→ EXERCISE DETAILS
Records follow. Copy every line with "subtitle".

→ RECORD EXTRACTS
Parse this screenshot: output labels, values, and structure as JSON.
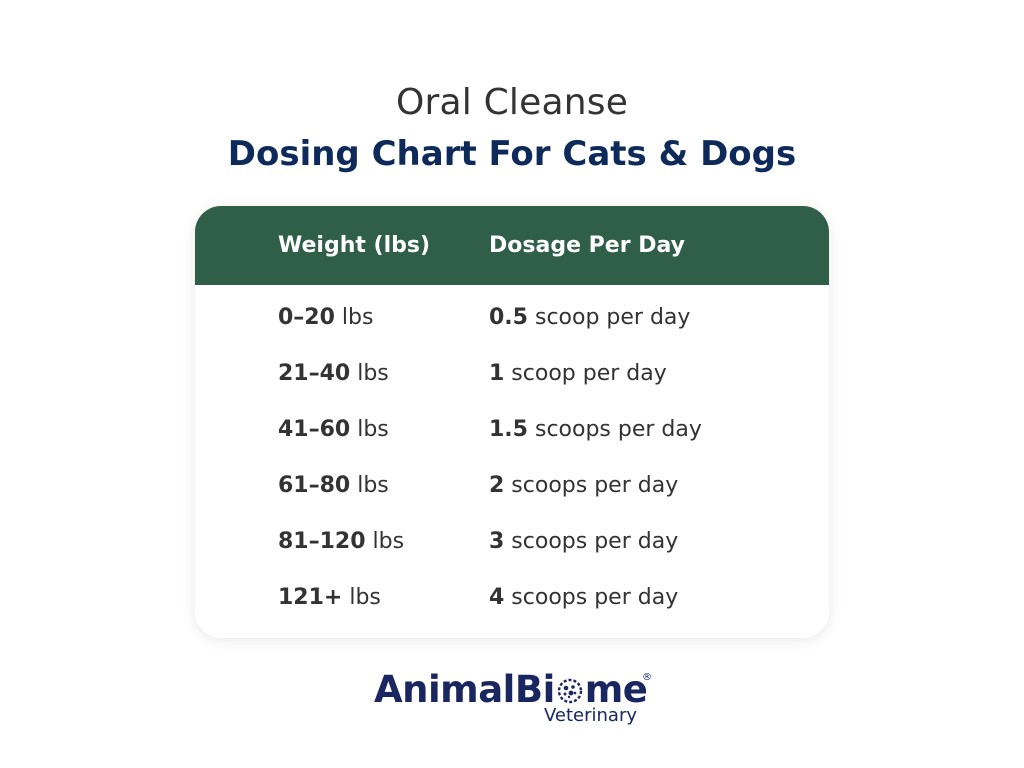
{
  "heading": {
    "subtitle": "Oral Cleanse",
    "title": "Dosing Chart For Cats & Dogs"
  },
  "table": {
    "columns": [
      "Weight (lbs)",
      "Dosage Per Day"
    ],
    "rows": [
      {
        "weight_value": "0–20",
        "weight_unit": " lbs",
        "dose_value": "0.5",
        "dose_unit": " scoop per day"
      },
      {
        "weight_value": "21–40",
        "weight_unit": " lbs",
        "dose_value": "1",
        "dose_unit": " scoop per day"
      },
      {
        "weight_value": "41–60",
        "weight_unit": " lbs",
        "dose_value": "1.5",
        "dose_unit": " scoops per day"
      },
      {
        "weight_value": "61–80",
        "weight_unit": " lbs",
        "dose_value": "2",
        "dose_unit": " scoops per day"
      },
      {
        "weight_value": "81–120",
        "weight_unit": " lbs",
        "dose_value": "3",
        "dose_unit": " scoops per day"
      },
      {
        "weight_value": "121+",
        "weight_unit": " lbs",
        "dose_value": "4",
        "dose_unit": " scoops per day"
      }
    ]
  },
  "logo": {
    "brand_prefix": "AnimalBi",
    "brand_suffix": "me",
    "registered": "®",
    "subtitle": "Veterinary"
  },
  "colors": {
    "header_bg": "#2f5e49",
    "title_color": "#0e2a5a",
    "logo_color": "#1a2660",
    "text_color": "#333333"
  }
}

→ WORKED SOLUTION
    "subtitle": "Oral Cleanse",
    "subtitle": "Veterinary"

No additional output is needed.